Task details = Below is a set of records; print all of them exactly as written.

──────── Stored data

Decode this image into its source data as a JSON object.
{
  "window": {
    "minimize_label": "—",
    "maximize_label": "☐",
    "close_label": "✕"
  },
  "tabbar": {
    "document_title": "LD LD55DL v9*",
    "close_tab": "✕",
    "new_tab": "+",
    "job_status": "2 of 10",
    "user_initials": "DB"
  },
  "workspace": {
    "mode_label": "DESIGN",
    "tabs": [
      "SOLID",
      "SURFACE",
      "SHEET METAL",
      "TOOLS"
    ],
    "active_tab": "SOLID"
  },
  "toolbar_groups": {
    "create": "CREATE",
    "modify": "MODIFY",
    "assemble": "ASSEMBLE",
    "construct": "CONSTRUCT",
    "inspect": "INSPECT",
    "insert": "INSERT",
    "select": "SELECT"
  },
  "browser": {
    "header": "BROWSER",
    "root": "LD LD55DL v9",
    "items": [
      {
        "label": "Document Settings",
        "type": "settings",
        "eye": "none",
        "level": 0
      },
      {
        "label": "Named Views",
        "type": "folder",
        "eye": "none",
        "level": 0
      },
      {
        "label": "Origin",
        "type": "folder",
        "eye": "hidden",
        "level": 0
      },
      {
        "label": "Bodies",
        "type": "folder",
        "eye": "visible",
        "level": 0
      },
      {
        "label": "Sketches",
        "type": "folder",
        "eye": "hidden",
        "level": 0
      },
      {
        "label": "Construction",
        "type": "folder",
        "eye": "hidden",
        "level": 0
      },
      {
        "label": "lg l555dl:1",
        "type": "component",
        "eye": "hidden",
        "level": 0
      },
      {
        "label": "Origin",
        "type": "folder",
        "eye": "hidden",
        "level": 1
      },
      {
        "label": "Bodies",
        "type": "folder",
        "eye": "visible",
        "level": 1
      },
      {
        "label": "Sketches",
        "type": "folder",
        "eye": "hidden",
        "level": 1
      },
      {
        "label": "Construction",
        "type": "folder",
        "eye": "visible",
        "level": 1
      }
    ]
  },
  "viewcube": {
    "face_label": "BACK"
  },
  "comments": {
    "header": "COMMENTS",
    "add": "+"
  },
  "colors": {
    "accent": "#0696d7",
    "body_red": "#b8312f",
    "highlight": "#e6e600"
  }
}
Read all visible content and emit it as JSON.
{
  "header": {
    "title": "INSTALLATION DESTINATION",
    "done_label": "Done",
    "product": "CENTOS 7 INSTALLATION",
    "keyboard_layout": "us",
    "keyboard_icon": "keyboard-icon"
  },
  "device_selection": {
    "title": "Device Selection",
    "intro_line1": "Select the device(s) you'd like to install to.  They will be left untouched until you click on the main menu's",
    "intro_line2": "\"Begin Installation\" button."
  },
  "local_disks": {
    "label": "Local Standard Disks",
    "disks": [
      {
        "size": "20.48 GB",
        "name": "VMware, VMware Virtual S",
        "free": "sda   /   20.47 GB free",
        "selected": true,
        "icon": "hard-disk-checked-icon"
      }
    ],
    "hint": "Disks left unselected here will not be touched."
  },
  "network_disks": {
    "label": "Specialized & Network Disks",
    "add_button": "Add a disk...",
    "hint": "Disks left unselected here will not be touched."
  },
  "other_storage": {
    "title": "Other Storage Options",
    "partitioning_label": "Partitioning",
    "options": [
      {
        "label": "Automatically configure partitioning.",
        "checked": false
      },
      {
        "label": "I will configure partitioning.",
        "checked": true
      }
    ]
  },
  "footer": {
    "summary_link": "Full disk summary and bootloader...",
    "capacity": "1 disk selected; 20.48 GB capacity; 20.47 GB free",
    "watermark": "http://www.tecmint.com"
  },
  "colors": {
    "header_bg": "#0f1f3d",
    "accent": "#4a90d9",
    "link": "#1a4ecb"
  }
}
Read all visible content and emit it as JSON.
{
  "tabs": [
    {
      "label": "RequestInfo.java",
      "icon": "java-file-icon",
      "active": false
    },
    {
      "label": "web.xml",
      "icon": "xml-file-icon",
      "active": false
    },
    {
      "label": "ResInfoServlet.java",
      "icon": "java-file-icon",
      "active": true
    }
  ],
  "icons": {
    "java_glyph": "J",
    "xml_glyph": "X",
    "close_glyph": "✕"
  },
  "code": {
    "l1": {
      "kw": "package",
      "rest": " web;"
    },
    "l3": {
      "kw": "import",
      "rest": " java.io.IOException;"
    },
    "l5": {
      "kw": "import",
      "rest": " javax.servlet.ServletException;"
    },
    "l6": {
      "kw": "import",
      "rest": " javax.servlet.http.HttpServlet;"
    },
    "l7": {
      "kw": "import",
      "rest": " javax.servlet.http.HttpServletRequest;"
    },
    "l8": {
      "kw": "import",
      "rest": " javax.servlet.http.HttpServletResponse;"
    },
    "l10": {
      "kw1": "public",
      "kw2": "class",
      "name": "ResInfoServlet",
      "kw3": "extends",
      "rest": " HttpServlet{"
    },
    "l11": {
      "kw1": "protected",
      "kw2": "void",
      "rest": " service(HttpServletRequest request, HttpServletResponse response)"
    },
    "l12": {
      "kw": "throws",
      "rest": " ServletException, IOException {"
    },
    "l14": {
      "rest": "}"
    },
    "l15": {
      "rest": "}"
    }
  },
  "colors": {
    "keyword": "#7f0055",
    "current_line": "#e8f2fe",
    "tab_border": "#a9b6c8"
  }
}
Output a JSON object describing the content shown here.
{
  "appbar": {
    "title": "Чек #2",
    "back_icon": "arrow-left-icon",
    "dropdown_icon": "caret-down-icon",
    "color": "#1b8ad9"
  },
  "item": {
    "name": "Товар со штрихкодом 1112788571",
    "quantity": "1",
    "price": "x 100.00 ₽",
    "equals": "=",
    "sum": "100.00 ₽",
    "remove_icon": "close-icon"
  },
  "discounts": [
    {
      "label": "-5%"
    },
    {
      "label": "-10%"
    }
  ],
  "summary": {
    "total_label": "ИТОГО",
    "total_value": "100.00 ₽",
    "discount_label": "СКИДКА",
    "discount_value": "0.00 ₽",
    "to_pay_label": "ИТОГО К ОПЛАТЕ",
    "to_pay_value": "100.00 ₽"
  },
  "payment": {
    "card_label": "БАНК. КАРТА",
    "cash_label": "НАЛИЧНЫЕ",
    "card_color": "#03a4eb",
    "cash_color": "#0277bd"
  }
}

────────────────

Output of the task =
Decode this image into its source data as a JSON object.
{
  "window": {
    "minimize_label": "—",
    "maximize_label": "☐",
    "close_label": "✕"
  },
  "tabbar": {
    "document_title": "LD LD55DL v9*",
    "close_tab": "✕",
    "new_tab": "+",
    "job_status": "2 of 10",
    "user_initials": "DB"
  },
  "workspace": {
    "mode_label": "DESIGN",
    "tabs": [
      "SOLID",
      "SURFACE",
      "SHEET METAL",
      "TOOLS"
    ],
    "active_tab": "SOLID"
  },
  "toolbar_groups": {
    "create": "CREATE",
    "modify": "MODIFY",
    "assemble": "ASSEMBLE",
    "construct": "CONSTRUCT",
    "inspect": "INSPECT",
    "insert": "INSERT",
    "select": "SELECT"
  },
  "browser": {
    "header": "BROWSER",
    "root": "LD LD55DL v9",
    "items": [
      {
        "label": "Document Settings",
        "type": "settings",
        "eye": "none",
        "level": 0
      },
      {
        "label": "Named Views",
        "type": "folder",
        "eye": "none",
        "level": 0
      },
      {
        "label": "Origin",
        "type": "folder",
        "eye": "hidden",
        "level": 0
      },
      {
        "label": "Bodies",
        "type": "folder",
        "eye": "visible",
        "level": 0
      },
      {
        "label": "Sketches",
        "type": "folder",
        "eye": "hidden",
        "level": 0
      },
      {
        "label": "Construction",
        "type": "folder",
        "eye": "hidden",
        "level": 0
      },
      {
        "label": "lg l555dl:1",
        "type": "component",
        "eye": "hidden",
        "level": 0
      },
      {
        "label": "Origin",
        "type": "folder",
        "eye": "hidden",
        "level": 1
      },
      {
        "label": "Bodies",
        "type": "folder",
        "eye": "visible",
        "level": 1
      },
      {
        "label": "Sketches",
        "type": "folder",
        "eye": "hidden",
        "level": 1
      },
      {
        "label": "Construction",
        "type": "folder",
        "eye": "visible",
        "level": 1
      }
    ]
  },
  "viewcube": {
    "face_label": "BACK"
  },
  "comments": {
    "header": "COMMENTS",
    "add": "+"
  },
  "colors": {
    "accent": "#0696d7",
    "body_red": "#b8312f",
    "highlight": "#e6e600"
  }
}
Read all visible content and emit it as JSON.
{
  "header": {
    "title": "INSTALLATION DESTINATION",
    "done_label": "Done",
    "product": "CENTOS 7 INSTALLATION",
    "keyboard_layout": "us",
    "keyboard_icon": "keyboard-icon"
  },
  "device_selection": {
    "title": "Device Selection",
    "intro_line1": "Select the device(s) you'd like to install to.  They will be left untouched until you click on the main menu's",
    "intro_line2": "\"Begin Installation\" button."
  },
  "local_disks": {
    "label": "Local Standard Disks",
    "disks": [
      {
        "size": "20.48 GB",
        "name": "VMware, VMware Virtual S",
        "free": "sda   /   20.47 GB free",
        "selected": true,
        "icon": "hard-disk-checked-icon"
      }
    ],
    "hint": "Disks left unselected here will not be touched."
  },
  "network_disks": {
    "label": "Specialized & Network Disks",
    "add_button": "Add a disk...",
    "hint": "Disks left unselected here will not be touched."
  },
  "other_storage": {
    "title": "Other Storage Options",
    "partitioning_label": "Partitioning",
    "options": [
      {
        "label": "Automatically configure partitioning.",
        "checked": false
      },
      {
        "label": "I will configure partitioning.",
        "checked": true
      }
    ]
  },
  "footer": {
    "summary_link": "Full disk summary and bootloader...",
    "capacity": "1 disk selected; 20.48 GB capacity; 20.47 GB free",
    "watermark": "http://www.tecmint.com"
  },
  "colors": {
    "header_bg": "#0f1f3d",
    "accent": "#4a90d9",
    "link": "#1a4ecb"
  }
}
Read all visible content and emit it as JSON.
{
  "tabs": [
    {
      "label": "RequestInfo.java",
      "icon": "java-file-icon",
      "active": false
    },
    {
      "label": "web.xml",
      "icon": "xml-file-icon",
      "active": false
    },
    {
      "label": "ResInfoServlet.java",
      "icon": "java-file-icon",
      "active": true
    }
  ],
  "icons": {
    "java_glyph": "J",
    "xml_glyph": "X",
    "close_glyph": "✕"
  },
  "code": {
    "l1": {
      "kw": "package",
      "rest": " web;"
    },
    "l3": {
      "kw": "import",
      "rest": " java.io.IOException;"
    },
    "l5": {
      "kw": "import",
      "rest": " javax.servlet.ServletException;"
    },
    "l6": {
      "kw": "import",
      "rest": " javax.servlet.http.HttpServlet;"
    },
    "l7": {
      "kw": "import",
      "rest": " javax.servlet.http.HttpServletRequest;"
    },
    "l8": {
      "kw": "import",
      "rest": " javax.servlet.http.HttpServletResponse;"
    },
    "l10": {
      "kw1": "public",
      "kw2": "class",
      "name": "ResInfoServlet",
      "kw3": "extends",
      "rest": " HttpServlet{"
    },
    "l11": {
      "kw1": "protected",
      "kw2": "void",
      "rest": " service(HttpServletRequest request, HttpServletResponse response)"
    },
    "l12": {
      "kw": "throws",
      "rest": " ServletException, IOException {"
    },
    "l14": {
      "rest": "}"
    },
    "l15": {
      "rest": "}"
    }
  },
  "colors": {
    "keyword": "#7f0055",
    "current_line": "#e8f2fe",
    "tab_border": "#a9b6c8"
  }
}
Output a JSON object describing the content shown here.
{
  "appbar": {
    "title": "Чек #2",
    "back_icon": "arrow-left-icon",
    "dropdown_icon": "caret-down-icon",
    "color": "#1b8ad9"
  },
  "item": {
    "name": "Товар со штрихкодом 1112788571",
    "quantity": "1",
    "price": "x 100.00 ₽",
    "equals": "=",
    "sum": "100.00 ₽",
    "remove_icon": "close-icon"
  },
  "discounts": [
    {
      "label": "-5%"
    },
    {
      "label": "-10%"
    }
  ],
  "summary": {
    "total_label": "ИТОГО",
    "total_value": "100.00 ₽",
    "discount_label": "СКИДКА",
    "discount_value": "0.00 ₽",
    "to_pay_label": "ИТОГО К ОПЛАТЕ",
    "to_pay_value": "100.00 ₽"
  },
  "payment": {
    "card_label": "БАНК. КАРТА",
    "cash_label": "НАЛИЧНЫЕ",
    "card_color": "#03a4eb",
    "cash_color": "#0277bd"
  }
}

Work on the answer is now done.